_Task requirements_
Rewrite all of the records below, changing every "lâminas" to "mandíbulas" and leaving the rest untouched.

_Listed records_
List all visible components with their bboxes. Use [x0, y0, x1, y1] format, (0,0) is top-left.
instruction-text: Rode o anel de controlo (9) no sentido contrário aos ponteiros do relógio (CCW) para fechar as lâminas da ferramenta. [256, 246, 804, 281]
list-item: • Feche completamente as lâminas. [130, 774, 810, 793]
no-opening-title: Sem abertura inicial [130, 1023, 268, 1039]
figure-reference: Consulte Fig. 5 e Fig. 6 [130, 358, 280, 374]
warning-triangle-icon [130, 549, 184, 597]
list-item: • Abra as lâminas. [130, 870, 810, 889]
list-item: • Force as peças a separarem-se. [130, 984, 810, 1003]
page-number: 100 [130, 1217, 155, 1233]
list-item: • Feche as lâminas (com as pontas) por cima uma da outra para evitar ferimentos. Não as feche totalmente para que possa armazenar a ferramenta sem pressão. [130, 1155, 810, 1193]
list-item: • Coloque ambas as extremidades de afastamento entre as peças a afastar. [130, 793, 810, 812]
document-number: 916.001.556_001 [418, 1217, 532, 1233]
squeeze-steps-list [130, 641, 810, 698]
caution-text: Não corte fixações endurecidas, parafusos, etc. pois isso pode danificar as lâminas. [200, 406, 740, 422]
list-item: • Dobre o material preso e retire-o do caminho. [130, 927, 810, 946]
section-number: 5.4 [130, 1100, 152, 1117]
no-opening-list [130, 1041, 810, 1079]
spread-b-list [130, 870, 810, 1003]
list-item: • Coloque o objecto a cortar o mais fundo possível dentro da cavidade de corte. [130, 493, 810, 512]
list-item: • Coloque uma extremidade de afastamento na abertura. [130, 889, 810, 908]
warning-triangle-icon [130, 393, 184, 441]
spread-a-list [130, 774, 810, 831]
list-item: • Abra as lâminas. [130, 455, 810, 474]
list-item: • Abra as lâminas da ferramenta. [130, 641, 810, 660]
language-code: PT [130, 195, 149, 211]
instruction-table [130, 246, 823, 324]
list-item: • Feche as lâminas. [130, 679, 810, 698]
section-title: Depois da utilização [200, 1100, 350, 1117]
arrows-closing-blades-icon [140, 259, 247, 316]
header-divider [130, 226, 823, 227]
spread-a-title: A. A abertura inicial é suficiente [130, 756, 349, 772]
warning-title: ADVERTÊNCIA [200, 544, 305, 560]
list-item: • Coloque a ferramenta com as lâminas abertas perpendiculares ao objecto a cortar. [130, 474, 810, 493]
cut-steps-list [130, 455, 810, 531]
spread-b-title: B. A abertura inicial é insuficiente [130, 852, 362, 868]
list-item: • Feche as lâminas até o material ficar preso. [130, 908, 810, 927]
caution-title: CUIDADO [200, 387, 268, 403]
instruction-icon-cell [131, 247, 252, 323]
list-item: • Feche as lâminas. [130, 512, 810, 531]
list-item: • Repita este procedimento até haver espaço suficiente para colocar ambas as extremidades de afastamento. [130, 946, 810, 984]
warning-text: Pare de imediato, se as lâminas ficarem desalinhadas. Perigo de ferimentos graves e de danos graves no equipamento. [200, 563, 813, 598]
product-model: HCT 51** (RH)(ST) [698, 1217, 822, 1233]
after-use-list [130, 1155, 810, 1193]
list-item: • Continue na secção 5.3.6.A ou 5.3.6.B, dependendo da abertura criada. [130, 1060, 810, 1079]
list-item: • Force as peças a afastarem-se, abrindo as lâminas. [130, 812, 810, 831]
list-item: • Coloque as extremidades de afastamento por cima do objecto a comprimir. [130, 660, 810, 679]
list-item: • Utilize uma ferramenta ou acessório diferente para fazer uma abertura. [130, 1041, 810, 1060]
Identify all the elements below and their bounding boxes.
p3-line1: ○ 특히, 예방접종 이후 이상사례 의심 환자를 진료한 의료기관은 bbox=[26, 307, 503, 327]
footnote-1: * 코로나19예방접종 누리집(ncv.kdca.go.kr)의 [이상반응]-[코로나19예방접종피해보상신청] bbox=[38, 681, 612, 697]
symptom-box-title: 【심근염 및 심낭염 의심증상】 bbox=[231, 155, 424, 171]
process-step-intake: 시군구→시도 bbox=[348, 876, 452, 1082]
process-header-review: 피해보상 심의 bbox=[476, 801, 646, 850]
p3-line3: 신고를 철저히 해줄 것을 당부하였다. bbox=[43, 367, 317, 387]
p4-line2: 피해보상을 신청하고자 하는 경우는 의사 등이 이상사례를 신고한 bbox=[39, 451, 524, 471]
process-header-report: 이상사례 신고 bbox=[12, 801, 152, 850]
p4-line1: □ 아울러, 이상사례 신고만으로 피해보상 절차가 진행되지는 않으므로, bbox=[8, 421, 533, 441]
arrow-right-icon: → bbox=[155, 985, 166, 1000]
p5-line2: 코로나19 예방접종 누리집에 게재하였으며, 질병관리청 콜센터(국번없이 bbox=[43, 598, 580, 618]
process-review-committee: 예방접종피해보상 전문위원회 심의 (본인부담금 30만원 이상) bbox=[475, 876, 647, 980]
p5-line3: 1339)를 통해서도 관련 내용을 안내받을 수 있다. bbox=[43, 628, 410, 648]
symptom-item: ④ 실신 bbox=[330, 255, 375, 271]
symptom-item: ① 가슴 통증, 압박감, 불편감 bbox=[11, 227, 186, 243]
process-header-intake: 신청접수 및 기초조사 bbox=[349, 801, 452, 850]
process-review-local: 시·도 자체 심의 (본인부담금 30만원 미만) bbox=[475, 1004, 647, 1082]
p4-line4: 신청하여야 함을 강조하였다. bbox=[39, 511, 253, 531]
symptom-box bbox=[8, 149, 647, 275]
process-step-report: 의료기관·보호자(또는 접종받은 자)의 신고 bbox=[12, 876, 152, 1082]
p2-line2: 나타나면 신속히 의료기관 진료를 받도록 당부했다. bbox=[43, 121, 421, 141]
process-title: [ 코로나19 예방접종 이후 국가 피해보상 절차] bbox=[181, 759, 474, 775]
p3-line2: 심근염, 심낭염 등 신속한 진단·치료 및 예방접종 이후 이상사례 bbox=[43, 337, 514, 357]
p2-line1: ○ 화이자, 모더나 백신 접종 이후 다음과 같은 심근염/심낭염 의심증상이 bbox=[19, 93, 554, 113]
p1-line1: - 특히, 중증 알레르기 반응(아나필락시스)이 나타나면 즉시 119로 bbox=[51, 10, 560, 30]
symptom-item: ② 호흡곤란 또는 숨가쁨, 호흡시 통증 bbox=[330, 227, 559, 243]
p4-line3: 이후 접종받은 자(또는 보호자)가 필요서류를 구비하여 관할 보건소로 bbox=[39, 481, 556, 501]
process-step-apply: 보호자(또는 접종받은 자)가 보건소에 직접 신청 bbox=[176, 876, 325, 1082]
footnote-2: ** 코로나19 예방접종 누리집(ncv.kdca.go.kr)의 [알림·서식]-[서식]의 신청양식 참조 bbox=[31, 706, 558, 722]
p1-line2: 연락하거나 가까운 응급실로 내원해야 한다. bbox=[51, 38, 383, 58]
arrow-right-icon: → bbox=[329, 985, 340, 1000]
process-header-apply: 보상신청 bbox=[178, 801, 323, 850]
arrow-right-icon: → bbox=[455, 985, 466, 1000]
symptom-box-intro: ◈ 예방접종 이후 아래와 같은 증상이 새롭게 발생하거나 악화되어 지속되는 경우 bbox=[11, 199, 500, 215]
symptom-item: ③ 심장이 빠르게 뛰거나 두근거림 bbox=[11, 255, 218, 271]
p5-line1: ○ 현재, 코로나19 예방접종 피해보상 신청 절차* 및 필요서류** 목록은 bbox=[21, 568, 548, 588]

_The answer_
List all visible components with their bboxes. Use [x0, y0, x1, y1] format, (0,0) is top-left.
instruction-text: Rode o anel de controlo (9) no sentido contrário aos ponteiros do relógio (CCW) para fechar as mandíbulas da ferramenta. [256, 246, 804, 281]
list-item: • Feche completamente as mandíbulas. [130, 774, 810, 793]
no-opening-title: Sem abertura inicial [130, 1023, 268, 1039]
figure-reference: Consulte Fig. 5 e Fig. 6 [130, 358, 280, 374]
warning-triangle-icon [130, 549, 184, 597]
list-item: • Abra as mandíbulas. [130, 870, 810, 889]
list-item: • Force as peças a separarem-se. [130, 984, 810, 1003]
page-number: 100 [130, 1217, 155, 1233]
list-item: • Feche as mandíbulas (com as pontas) por cima uma da outra para evitar ferimentos. Não as feche totalmente para que possa armazenar a ferramenta sem pressão. [130, 1155, 810, 1193]
list-item: • Coloque ambas as extremidades de afastamento entre as peças a afastar. [130, 793, 810, 812]
document-number: 916.001.556_001 [418, 1217, 532, 1233]
squeeze-steps-list [130, 641, 810, 698]
caution-text: Não corte fixações endurecidas, parafusos, etc. pois isso pode danificar as mandíbulas. [200, 406, 740, 422]
list-item: • Dobre o material preso e retire-o do caminho. [130, 927, 810, 946]
section-number: 5.4 [130, 1100, 152, 1117]
no-opening-list [130, 1041, 810, 1079]
spread-b-list [130, 870, 810, 1003]
list-item: • Coloque o objecto a cortar o mais fundo possível dentro da cavidade de corte. [130, 493, 810, 512]
list-item: • Coloque uma extremidade de afastamento na abertura. [130, 889, 810, 908]
warning-triangle-icon [130, 393, 184, 441]
spread-a-list [130, 774, 810, 831]
list-item: • Abra as mandíbulas. [130, 455, 810, 474]
list-item: • Abra as mandíbulas da ferramenta. [130, 641, 810, 660]
language-code: PT [130, 195, 149, 211]
instruction-table [130, 246, 823, 324]
list-item: • Feche as mandíbulas. [130, 679, 810, 698]
section-title: Depois da utilização [200, 1100, 350, 1117]
arrows-closing-blades-icon [140, 259, 247, 316]
header-divider [130, 226, 823, 227]
spread-a-title: A. A abertura inicial é suficiente [130, 756, 349, 772]
warning-title: ADVERTÊNCIA [200, 544, 305, 560]
list-item: • Coloque a ferramenta com as mandíbulas abertas perpendiculares ao objecto a cortar. [130, 474, 810, 493]
cut-steps-list [130, 455, 810, 531]
spread-b-title: B. A abertura inicial é insuficiente [130, 852, 362, 868]
list-item: • Feche as mandíbulas até o material ficar preso. [130, 908, 810, 927]
caution-title: CUIDADO [200, 387, 268, 403]
instruction-icon-cell [131, 247, 252, 323]
list-item: • Feche as mandíbulas. [130, 512, 810, 531]
list-item: • Repita este procedimento até haver espaço suficiente para colocar ambas as extremidades de afastamento. [130, 946, 810, 984]
warning-text: Pare de imediato, se as mandíbulas ficarem desalinhadas. Perigo de ferimentos graves e de danos graves no equipamento. [200, 563, 813, 598]
product-model: HCT 51** (RH)(ST) [698, 1217, 822, 1233]
after-use-list [130, 1155, 810, 1193]
list-item: • Continue na secção 5.3.6.A ou 5.3.6.B, dependendo da abertura criada. [130, 1060, 810, 1079]
list-item: • Force as peças a afastarem-se, abrindo as mandíbulas. [130, 812, 810, 831]
list-item: • Coloque as extremidades de afastamento por cima do objecto a comprimir. [130, 660, 810, 679]
list-item: • Utilize uma ferramenta ou acessório diferente para fazer uma abertura. [130, 1041, 810, 1060]
Identify all the elements below and their bounding boxes.
p3-line1: ○ 특히, 예방접종 이후 이상사례 의심 환자를 진료한 의료기관은 bbox=[26, 307, 503, 327]
footnote-1: * 코로나19예방접종 누리집(ncv.kdca.go.kr)의 [이상반응]-[코로나19예방접종피해보상신청] bbox=[38, 681, 612, 697]
symptom-box-title: 【심근염 및 심낭염 의심증상】 bbox=[231, 155, 424, 171]
process-step-intake: 시군구→시도 bbox=[348, 876, 452, 1082]
process-header-review: 피해보상 심의 bbox=[476, 801, 646, 850]
p3-line3: 신고를 철저히 해줄 것을 당부하였다. bbox=[43, 367, 317, 387]
p4-line2: 피해보상을 신청하고자 하는 경우는 의사 등이 이상사례를 신고한 bbox=[39, 451, 524, 471]
process-header-report: 이상사례 신고 bbox=[12, 801, 152, 850]
p4-line1: □ 아울러, 이상사례 신고만으로 피해보상 절차가 진행되지는 않으므로, bbox=[8, 421, 533, 441]
arrow-right-icon: → bbox=[155, 985, 166, 1000]
p5-line2: 코로나19 예방접종 누리집에 게재하였으며, 질병관리청 콜센터(국번없이 bbox=[43, 598, 580, 618]
process-review-committee: 예방접종피해보상 전문위원회 심의 (본인부담금 30만원 이상) bbox=[475, 876, 647, 980]
p5-line3: 1339)를 통해서도 관련 내용을 안내받을 수 있다. bbox=[43, 628, 410, 648]
symptom-item: ④ 실신 bbox=[330, 255, 375, 271]
symptom-item: ① 가슴 통증, 압박감, 불편감 bbox=[11, 227, 186, 243]
process-header-intake: 신청접수 및 기초조사 bbox=[349, 801, 452, 850]
process-review-local: 시·도 자체 심의 (본인부담금 30만원 미만) bbox=[475, 1004, 647, 1082]
p4-line4: 신청하여야 함을 강조하였다. bbox=[39, 511, 253, 531]
symptom-box bbox=[8, 149, 647, 275]
process-step-report: 의료기관·보호자(또는 접종받은 자)의 신고 bbox=[12, 876, 152, 1082]
p2-line2: 나타나면 신속히 의료기관 진료를 받도록 당부했다. bbox=[43, 121, 421, 141]
process-title: [ 코로나19 예방접종 이후 국가 피해보상 절차] bbox=[181, 759, 474, 775]
p3-line2: 심근염, 심낭염 등 신속한 진단·치료 및 예방접종 이후 이상사례 bbox=[43, 337, 514, 357]
p2-line1: ○ 화이자, 모더나 백신 접종 이후 다음과 같은 심근염/심낭염 의심증상이 bbox=[19, 93, 554, 113]
p1-line1: - 특히, 중증 알레르기 반응(아나필락시스)이 나타나면 즉시 119로 bbox=[51, 10, 560, 30]
symptom-item: ② 호흡곤란 또는 숨가쁨, 호흡시 통증 bbox=[330, 227, 559, 243]
p4-line3: 이후 접종받은 자(또는 보호자)가 필요서류를 구비하여 관할 보건소로 bbox=[39, 481, 556, 501]
process-step-apply: 보호자(또는 접종받은 자)가 보건소에 직접 신청 bbox=[176, 876, 325, 1082]
footnote-2: ** 코로나19 예방접종 누리집(ncv.kdca.go.kr)의 [알림·서식]-[서식]의 신청양식 참조 bbox=[31, 706, 558, 722]
p1-line2: 연락하거나 가까운 응급실로 내원해야 한다. bbox=[51, 38, 383, 58]
arrow-right-icon: → bbox=[329, 985, 340, 1000]
process-header-apply: 보상신청 bbox=[178, 801, 323, 850]
arrow-right-icon: → bbox=[455, 985, 466, 1000]
symptom-box-intro: ◈ 예방접종 이후 아래와 같은 증상이 새롭게 발생하거나 악화되어 지속되는 경우 bbox=[11, 199, 500, 215]
symptom-item: ③ 심장이 빠르게 뛰거나 두근거림 bbox=[11, 255, 218, 271]
p5-line1: ○ 현재, 코로나19 예방접종 피해보상 신청 절차* 및 필요서류** 목록은 bbox=[21, 568, 548, 588]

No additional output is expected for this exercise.